(begin)

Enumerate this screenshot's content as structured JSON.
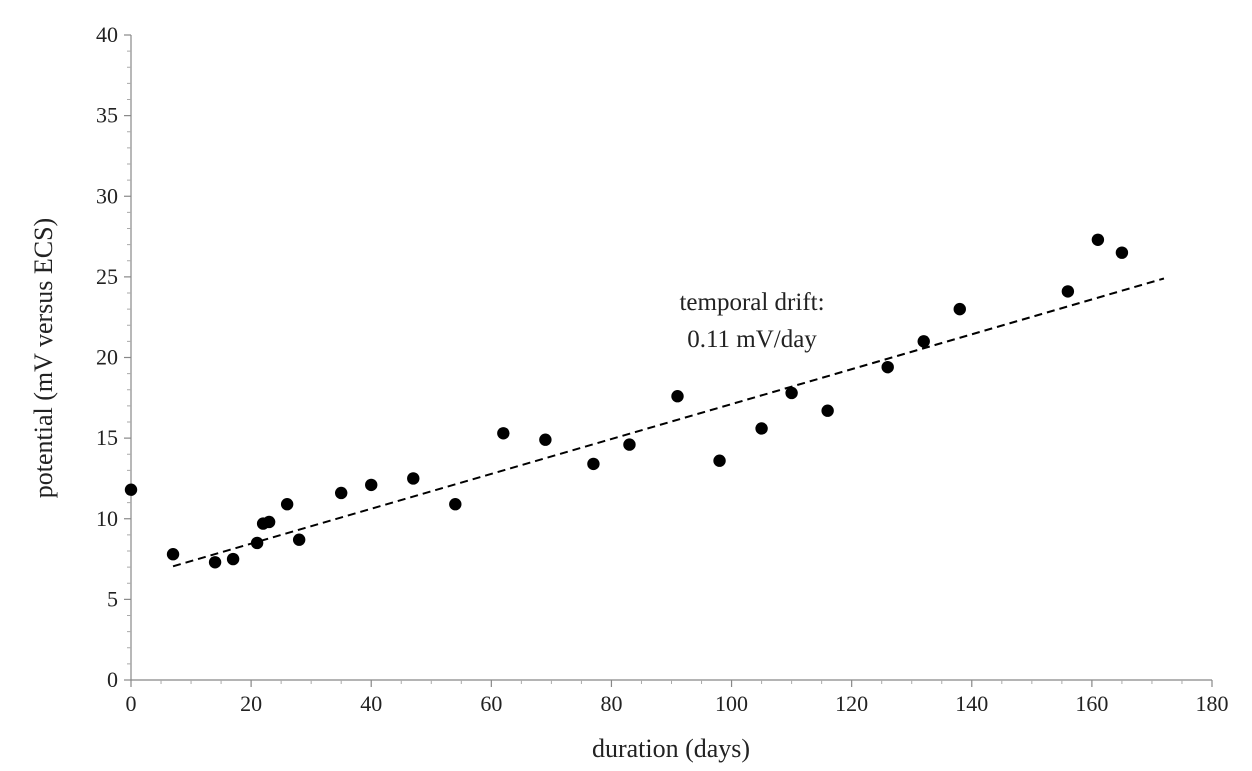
{
  "chart_data": {
    "type": "scatter",
    "title": "",
    "xlabel": "duration (days)",
    "ylabel": "potential (mV versus ECS)",
    "xlim": [
      0,
      180
    ],
    "ylim": [
      0,
      40
    ],
    "xticks": [
      0,
      20,
      40,
      60,
      80,
      100,
      120,
      140,
      160,
      180
    ],
    "yticks": [
      0,
      5,
      10,
      15,
      20,
      25,
      30,
      35,
      40
    ],
    "grid": false,
    "legend": "none",
    "marker_color": "#000000",
    "series": [
      {
        "x": [
          0,
          7,
          14,
          17,
          21,
          22,
          23,
          26,
          28,
          35,
          40,
          47,
          54,
          62,
          69,
          77,
          83,
          91,
          98,
          105,
          110,
          116,
          126,
          132,
          138,
          156,
          161,
          165
        ],
        "y": [
          11.8,
          7.8,
          7.3,
          7.5,
          8.5,
          9.7,
          9.8,
          10.9,
          8.7,
          11.6,
          12.1,
          12.5,
          10.9,
          15.3,
          14.9,
          13.4,
          14.6,
          17.6,
          13.6,
          15.6,
          17.8,
          16.7,
          19.4,
          21.0,
          23.0,
          24.1,
          27.3,
          26.5
        ]
      }
    ],
    "trendline": {
      "style": "dashed",
      "color": "#000000",
      "x": [
        7,
        172
      ],
      "y": [
        7.05,
        24.9
      ]
    },
    "annotation": {
      "lines": [
        "temporal drift:",
        "0.11 mV/day"
      ]
    }
  }
}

(end)

Without the pictures, retype the whole of the material above exactly.

▶ [RESULT BELOW]:
Enumerate this screenshot's content as structured JSON.
{
  "chart_data": {
    "type": "scatter",
    "title": "",
    "xlabel": "duration (days)",
    "ylabel": "potential (mV versus ECS)",
    "xlim": [
      0,
      180
    ],
    "ylim": [
      0,
      40
    ],
    "xticks": [
      0,
      20,
      40,
      60,
      80,
      100,
      120,
      140,
      160,
      180
    ],
    "yticks": [
      0,
      5,
      10,
      15,
      20,
      25,
      30,
      35,
      40
    ],
    "grid": false,
    "legend": "none",
    "marker_color": "#000000",
    "series": [
      {
        "x": [
          0,
          7,
          14,
          17,
          21,
          22,
          23,
          26,
          28,
          35,
          40,
          47,
          54,
          62,
          69,
          77,
          83,
          91,
          98,
          105,
          110,
          116,
          126,
          132,
          138,
          156,
          161,
          165
        ],
        "y": [
          11.8,
          7.8,
          7.3,
          7.5,
          8.5,
          9.7,
          9.8,
          10.9,
          8.7,
          11.6,
          12.1,
          12.5,
          10.9,
          15.3,
          14.9,
          13.4,
          14.6,
          17.6,
          13.6,
          15.6,
          17.8,
          16.7,
          19.4,
          21.0,
          23.0,
          24.1,
          27.3,
          26.5
        ]
      }
    ],
    "trendline": {
      "style": "dashed",
      "color": "#000000",
      "x": [
        7,
        172
      ],
      "y": [
        7.05,
        24.9
      ]
    },
    "annotation": {
      "lines": [
        "temporal drift:",
        "0.11 mV/day"
      ]
    }
  }
}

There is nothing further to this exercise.